### Task directions
Will you output all of the data below exactly, omitting the images?

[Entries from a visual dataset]
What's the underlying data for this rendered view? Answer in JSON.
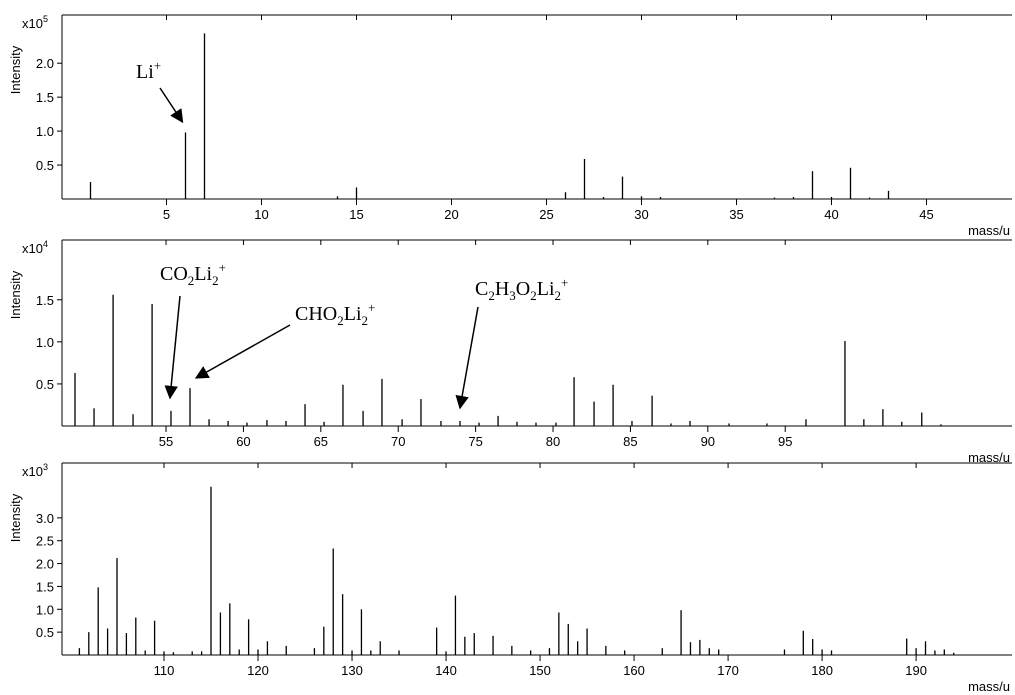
{
  "chart_data": [
    {
      "type": "stem",
      "ylabel": "Intensity",
      "xlabel": "mass/u",
      "y_multiplier": {
        "base": "x10",
        "exponent": "5"
      },
      "color": "#000000",
      "x": [
        1,
        6,
        7,
        14,
        15,
        26,
        27,
        28,
        29,
        30,
        31,
        37,
        38,
        39,
        40,
        41,
        42,
        43
      ],
      "values": [
        0.25,
        0.98,
        2.44,
        0.04,
        0.17,
        0.1,
        0.59,
        0.03,
        0.33,
        0.04,
        0.03,
        0.02,
        0.03,
        0.41,
        0.03,
        0.46,
        0.02,
        0.12
      ],
      "xlim": [
        -0.5,
        49.5
      ],
      "ylim": [
        0,
        2.71
      ],
      "xticks": [
        5,
        10,
        15,
        20,
        25,
        30,
        35,
        40,
        45
      ],
      "yticks": [
        0.5,
        {
          "value": 1,
          "label": "1.0"
        },
        1.5,
        {
          "value": 2,
          "label": "2.0"
        }
      ],
      "annotations": [
        {
          "parts": [
            {
              "text": "Li"
            },
            {
              "text": "+",
              "pos": "sup"
            }
          ],
          "x": 6
        }
      ]
    },
    {
      "type": "stem",
      "ylabel": "Intensity",
      "xlabel": "mass/u",
      "y_multiplier": {
        "base": "x10",
        "exponent": "4"
      },
      "color": "#000000",
      "x": [
        49.12,
        50.35,
        51.58,
        52.87,
        54.1,
        55.32,
        56.55,
        57.78,
        59.01,
        60.23,
        61.52,
        62.75,
        63.98,
        65.21,
        66.43,
        67.73,
        68.95,
        70.25,
        71.47,
        72.76,
        73.99,
        75.22,
        76.45,
        77.67,
        78.9,
        80.19,
        81.36,
        82.65,
        83.88,
        85.1,
        86.4,
        87.62,
        88.85,
        91.37,
        93.82,
        96.34,
        98.86,
        100.08,
        101.31,
        102.53,
        103.82,
        105.06
      ],
      "values": [
        0.63,
        0.21,
        1.56,
        0.14,
        1.45,
        0.18,
        0.45,
        0.08,
        0.06,
        0.04,
        0.07,
        0.06,
        0.26,
        0.05,
        0.49,
        0.18,
        0.56,
        0.08,
        0.32,
        0.06,
        0.06,
        0.04,
        0.12,
        0.05,
        0.04,
        0.04,
        0.58,
        0.29,
        0.49,
        0.06,
        0.36,
        0.03,
        0.06,
        0.03,
        0.03,
        0.08,
        1.01,
        0.08,
        0.2,
        0.05,
        0.16,
        0.02
      ],
      "xlim": [
        48.28,
        109.65
      ],
      "ylim": [
        0,
        2.21
      ],
      "xticks": [
        55,
        60,
        65,
        70,
        75,
        80,
        85,
        90,
        95
      ],
      "yticks": [
        0.5,
        {
          "value": 1,
          "label": "1.0"
        },
        1.5
      ],
      "annotations": [
        {
          "parts": [
            {
              "text": "CO"
            },
            {
              "text": "2",
              "pos": "sub"
            },
            {
              "text": "Li"
            },
            {
              "text": "2",
              "pos": "sub"
            },
            {
              "text": "+",
              "pos": "sup"
            }
          ],
          "x": 55.32
        },
        {
          "parts": [
            {
              "text": "CHO"
            },
            {
              "text": "2",
              "pos": "sub"
            },
            {
              "text": "Li"
            },
            {
              "text": "2",
              "pos": "sub"
            },
            {
              "text": "+",
              "pos": "sup"
            }
          ],
          "x": 56.55
        },
        {
          "parts": [
            {
              "text": "C"
            },
            {
              "text": "2",
              "pos": "sub"
            },
            {
              "text": "H"
            },
            {
              "text": "3",
              "pos": "sub"
            },
            {
              "text": "O"
            },
            {
              "text": "2",
              "pos": "sub"
            },
            {
              "text": "Li"
            },
            {
              "text": "2",
              "pos": "sub"
            },
            {
              "text": "+",
              "pos": "sup"
            }
          ],
          "x": 73.99
        }
      ]
    },
    {
      "type": "stem",
      "ylabel": "Intensity",
      "xlabel": "mass/u",
      "y_multiplier": {
        "base": "x10",
        "exponent": "3"
      },
      "color": "#000000",
      "x": [
        101,
        102,
        103,
        104,
        105,
        106,
        107,
        108,
        109,
        110,
        111,
        113,
        114,
        115,
        116,
        117,
        118,
        119,
        120,
        121,
        123,
        126,
        127,
        128,
        129,
        130,
        131,
        132,
        133,
        135,
        139,
        140,
        141,
        142,
        143,
        145,
        147,
        149,
        151,
        152,
        153,
        154,
        155,
        157,
        159,
        163,
        165,
        166,
        167,
        168,
        169,
        176,
        178,
        179,
        180,
        181,
        189,
        190,
        191,
        192,
        193,
        194
      ],
      "values": [
        0.15,
        0.5,
        1.48,
        0.58,
        2.12,
        0.48,
        0.82,
        0.1,
        0.75,
        0.08,
        0.06,
        0.08,
        0.08,
        3.68,
        0.93,
        1.13,
        0.12,
        0.78,
        0.12,
        0.3,
        0.2,
        0.15,
        0.62,
        2.33,
        1.33,
        0.1,
        1,
        0.1,
        0.3,
        0.1,
        0.6,
        0.08,
        1.3,
        0.4,
        0.48,
        0.42,
        0.2,
        0.1,
        0.15,
        0.93,
        0.68,
        0.3,
        0.58,
        0.2,
        0.1,
        0.15,
        0.98,
        0.28,
        0.33,
        0.15,
        0.12,
        0.12,
        0.53,
        0.35,
        0.12,
        0.1,
        0.36,
        0.15,
        0.3,
        0.1,
        0.12,
        0.05
      ],
      "xlim": [
        99.15,
        200.2
      ],
      "ylim": [
        0,
        4.2
      ],
      "xticks": [
        110,
        120,
        130,
        140,
        150,
        160,
        170,
        180,
        190
      ],
      "yticks": [
        0.5,
        {
          "value": 1,
          "label": "1.0"
        },
        1.5,
        {
          "value": 2,
          "label": "2.0"
        },
        2.5,
        {
          "value": 3,
          "label": "3.0"
        }
      ],
      "annotations": []
    }
  ]
}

### Exercise solution
What's the underlying data for this rendered view? Answer in JSON.
{
  "chart_data": [
    {
      "type": "stem",
      "ylabel": "Intensity",
      "xlabel": "mass/u",
      "y_multiplier": {
        "base": "x10",
        "exponent": "5"
      },
      "color": "#000000",
      "x": [
        1,
        6,
        7,
        14,
        15,
        26,
        27,
        28,
        29,
        30,
        31,
        37,
        38,
        39,
        40,
        41,
        42,
        43
      ],
      "values": [
        0.25,
        0.98,
        2.44,
        0.04,
        0.17,
        0.1,
        0.59,
        0.03,
        0.33,
        0.04,
        0.03,
        0.02,
        0.03,
        0.41,
        0.03,
        0.46,
        0.02,
        0.12
      ],
      "xlim": [
        -0.5,
        49.5
      ],
      "ylim": [
        0,
        2.71
      ],
      "xticks": [
        5,
        10,
        15,
        20,
        25,
        30,
        35,
        40,
        45
      ],
      "yticks": [
        0.5,
        {
          "value": 1,
          "label": "1.0"
        },
        1.5,
        {
          "value": 2,
          "label": "2.0"
        }
      ],
      "annotations": [
        {
          "parts": [
            {
              "text": "Li"
            },
            {
              "text": "+",
              "pos": "sup"
            }
          ],
          "x": 6
        }
      ]
    },
    {
      "type": "stem",
      "ylabel": "Intensity",
      "xlabel": "mass/u",
      "y_multiplier": {
        "base": "x10",
        "exponent": "4"
      },
      "color": "#000000",
      "x": [
        49.12,
        50.35,
        51.58,
        52.87,
        54.1,
        55.32,
        56.55,
        57.78,
        59.01,
        60.23,
        61.52,
        62.75,
        63.98,
        65.21,
        66.43,
        67.73,
        68.95,
        70.25,
        71.47,
        72.76,
        73.99,
        75.22,
        76.45,
        77.67,
        78.9,
        80.19,
        81.36,
        82.65,
        83.88,
        85.1,
        86.4,
        87.62,
        88.85,
        91.37,
        93.82,
        96.34,
        98.86,
        100.08,
        101.31,
        102.53,
        103.82,
        105.06
      ],
      "values": [
        0.63,
        0.21,
        1.56,
        0.14,
        1.45,
        0.18,
        0.45,
        0.08,
        0.06,
        0.04,
        0.07,
        0.06,
        0.26,
        0.05,
        0.49,
        0.18,
        0.56,
        0.08,
        0.32,
        0.06,
        0.06,
        0.04,
        0.12,
        0.05,
        0.04,
        0.04,
        0.58,
        0.29,
        0.49,
        0.06,
        0.36,
        0.03,
        0.06,
        0.03,
        0.03,
        0.08,
        1.01,
        0.08,
        0.2,
        0.05,
        0.16,
        0.02
      ],
      "xlim": [
        48.28,
        109.65
      ],
      "ylim": [
        0,
        2.21
      ],
      "xticks": [
        55,
        60,
        65,
        70,
        75,
        80,
        85,
        90,
        95
      ],
      "yticks": [
        0.5,
        {
          "value": 1,
          "label": "1.0"
        },
        1.5
      ],
      "annotations": [
        {
          "parts": [
            {
              "text": "CO"
            },
            {
              "text": "2",
              "pos": "sub"
            },
            {
              "text": "Li"
            },
            {
              "text": "2",
              "pos": "sub"
            },
            {
              "text": "+",
              "pos": "sup"
            }
          ],
          "x": 55.32
        },
        {
          "parts": [
            {
              "text": "CHO"
            },
            {
              "text": "2",
              "pos": "sub"
            },
            {
              "text": "Li"
            },
            {
              "text": "2",
              "pos": "sub"
            },
            {
              "text": "+",
              "pos": "sup"
            }
          ],
          "x": 56.55
        },
        {
          "parts": [
            {
              "text": "C"
            },
            {
              "text": "2",
              "pos": "sub"
            },
            {
              "text": "H"
            },
            {
              "text": "3",
              "pos": "sub"
            },
            {
              "text": "O"
            },
            {
              "text": "2",
              "pos": "sub"
            },
            {
              "text": "Li"
            },
            {
              "text": "2",
              "pos": "sub"
            },
            {
              "text": "+",
              "pos": "sup"
            }
          ],
          "x": 73.99
        }
      ]
    },
    {
      "type": "stem",
      "ylabel": "Intensity",
      "xlabel": "mass/u",
      "y_multiplier": {
        "base": "x10",
        "exponent": "3"
      },
      "color": "#000000",
      "x": [
        101,
        102,
        103,
        104,
        105,
        106,
        107,
        108,
        109,
        110,
        111,
        113,
        114,
        115,
        116,
        117,
        118,
        119,
        120,
        121,
        123,
        126,
        127,
        128,
        129,
        130,
        131,
        132,
        133,
        135,
        139,
        140,
        141,
        142,
        143,
        145,
        147,
        149,
        151,
        152,
        153,
        154,
        155,
        157,
        159,
        163,
        165,
        166,
        167,
        168,
        169,
        176,
        178,
        179,
        180,
        181,
        189,
        190,
        191,
        192,
        193,
        194
      ],
      "values": [
        0.15,
        0.5,
        1.48,
        0.58,
        2.12,
        0.48,
        0.82,
        0.1,
        0.75,
        0.08,
        0.06,
        0.08,
        0.08,
        3.68,
        0.93,
        1.13,
        0.12,
        0.78,
        0.12,
        0.3,
        0.2,
        0.15,
        0.62,
        2.33,
        1.33,
        0.1,
        1,
        0.1,
        0.3,
        0.1,
        0.6,
        0.08,
        1.3,
        0.4,
        0.48,
        0.42,
        0.2,
        0.1,
        0.15,
        0.93,
        0.68,
        0.3,
        0.58,
        0.2,
        0.1,
        0.15,
        0.98,
        0.28,
        0.33,
        0.15,
        0.12,
        0.12,
        0.53,
        0.35,
        0.12,
        0.1,
        0.36,
        0.15,
        0.3,
        0.1,
        0.12,
        0.05
      ],
      "xlim": [
        99.15,
        200.2
      ],
      "ylim": [
        0,
        4.2
      ],
      "xticks": [
        110,
        120,
        130,
        140,
        150,
        160,
        170,
        180,
        190
      ],
      "yticks": [
        0.5,
        {
          "value": 1,
          "label": "1.0"
        },
        1.5,
        {
          "value": 2,
          "label": "2.0"
        },
        2.5,
        {
          "value": 3,
          "label": "3.0"
        }
      ],
      "annotations": []
    }
  ]
}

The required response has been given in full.